_Exercise task_
Count lines, not occurrences: report how many lines in the records hold the string "this", and nothing else.

_Supplied data_
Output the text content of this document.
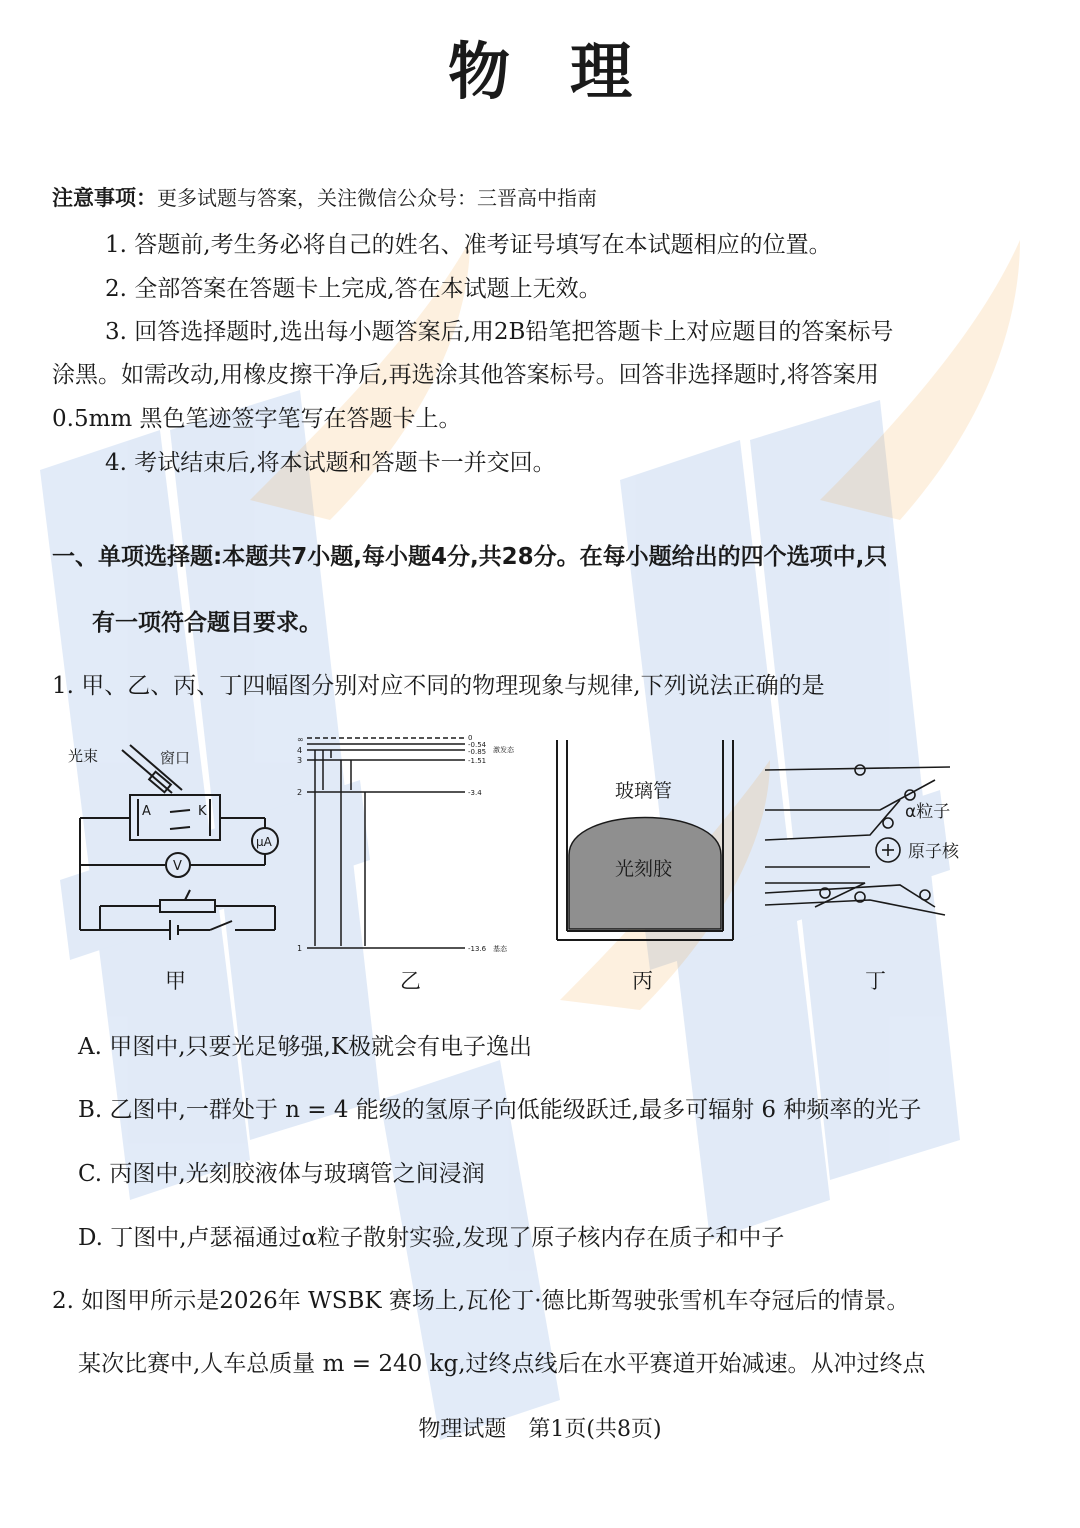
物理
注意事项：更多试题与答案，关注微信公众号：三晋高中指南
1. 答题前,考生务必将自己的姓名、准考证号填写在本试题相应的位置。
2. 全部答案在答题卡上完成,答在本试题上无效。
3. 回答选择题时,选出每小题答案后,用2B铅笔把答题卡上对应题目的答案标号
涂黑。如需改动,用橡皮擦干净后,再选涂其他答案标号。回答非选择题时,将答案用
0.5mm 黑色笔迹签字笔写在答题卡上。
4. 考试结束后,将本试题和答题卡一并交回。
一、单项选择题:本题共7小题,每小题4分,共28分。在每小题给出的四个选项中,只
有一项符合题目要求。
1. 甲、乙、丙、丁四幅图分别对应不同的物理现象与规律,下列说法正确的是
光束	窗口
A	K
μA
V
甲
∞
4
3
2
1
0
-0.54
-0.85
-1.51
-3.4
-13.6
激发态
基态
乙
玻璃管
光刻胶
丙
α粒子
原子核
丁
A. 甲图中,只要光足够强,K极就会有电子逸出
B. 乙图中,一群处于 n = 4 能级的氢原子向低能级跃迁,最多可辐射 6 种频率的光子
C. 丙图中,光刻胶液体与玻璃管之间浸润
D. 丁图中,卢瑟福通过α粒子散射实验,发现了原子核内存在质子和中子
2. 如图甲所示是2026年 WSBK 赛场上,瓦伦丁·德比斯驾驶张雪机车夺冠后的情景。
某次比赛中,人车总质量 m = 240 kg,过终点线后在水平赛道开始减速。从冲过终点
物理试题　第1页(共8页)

...

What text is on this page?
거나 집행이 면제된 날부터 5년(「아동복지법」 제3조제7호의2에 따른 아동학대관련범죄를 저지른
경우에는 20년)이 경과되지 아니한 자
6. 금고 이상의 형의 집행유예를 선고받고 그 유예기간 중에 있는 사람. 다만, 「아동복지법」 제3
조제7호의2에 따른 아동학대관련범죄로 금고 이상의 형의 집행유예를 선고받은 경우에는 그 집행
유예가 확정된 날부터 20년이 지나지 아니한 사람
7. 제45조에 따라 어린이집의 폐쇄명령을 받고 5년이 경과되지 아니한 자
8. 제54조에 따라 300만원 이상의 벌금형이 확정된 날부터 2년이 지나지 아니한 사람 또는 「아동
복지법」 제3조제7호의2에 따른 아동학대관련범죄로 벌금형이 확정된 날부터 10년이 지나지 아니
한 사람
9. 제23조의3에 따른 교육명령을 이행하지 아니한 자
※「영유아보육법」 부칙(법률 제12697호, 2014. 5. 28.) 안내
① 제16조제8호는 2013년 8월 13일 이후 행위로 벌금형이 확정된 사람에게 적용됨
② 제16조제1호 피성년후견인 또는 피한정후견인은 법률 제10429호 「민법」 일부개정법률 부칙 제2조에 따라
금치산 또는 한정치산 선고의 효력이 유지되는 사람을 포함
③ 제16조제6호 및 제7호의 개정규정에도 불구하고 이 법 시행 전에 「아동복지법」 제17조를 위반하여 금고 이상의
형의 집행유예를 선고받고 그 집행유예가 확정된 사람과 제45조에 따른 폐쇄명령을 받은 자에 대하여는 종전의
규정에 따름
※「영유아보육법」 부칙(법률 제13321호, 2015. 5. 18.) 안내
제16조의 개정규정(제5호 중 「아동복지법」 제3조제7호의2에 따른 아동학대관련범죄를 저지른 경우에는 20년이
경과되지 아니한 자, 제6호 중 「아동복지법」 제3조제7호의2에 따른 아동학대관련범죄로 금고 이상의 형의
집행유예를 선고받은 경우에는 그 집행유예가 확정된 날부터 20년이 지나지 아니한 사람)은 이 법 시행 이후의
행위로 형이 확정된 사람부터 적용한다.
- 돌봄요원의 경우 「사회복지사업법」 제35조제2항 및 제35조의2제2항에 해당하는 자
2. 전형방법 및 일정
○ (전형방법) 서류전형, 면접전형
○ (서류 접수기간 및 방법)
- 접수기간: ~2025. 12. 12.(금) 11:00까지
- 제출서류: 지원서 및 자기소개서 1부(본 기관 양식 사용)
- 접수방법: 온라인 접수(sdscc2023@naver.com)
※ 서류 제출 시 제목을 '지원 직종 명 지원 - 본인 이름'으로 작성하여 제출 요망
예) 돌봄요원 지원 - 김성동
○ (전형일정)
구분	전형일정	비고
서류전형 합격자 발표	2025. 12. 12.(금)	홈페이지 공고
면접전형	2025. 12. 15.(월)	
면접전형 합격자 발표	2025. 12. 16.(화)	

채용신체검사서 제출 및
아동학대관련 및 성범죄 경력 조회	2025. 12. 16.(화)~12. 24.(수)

_Written answer_
2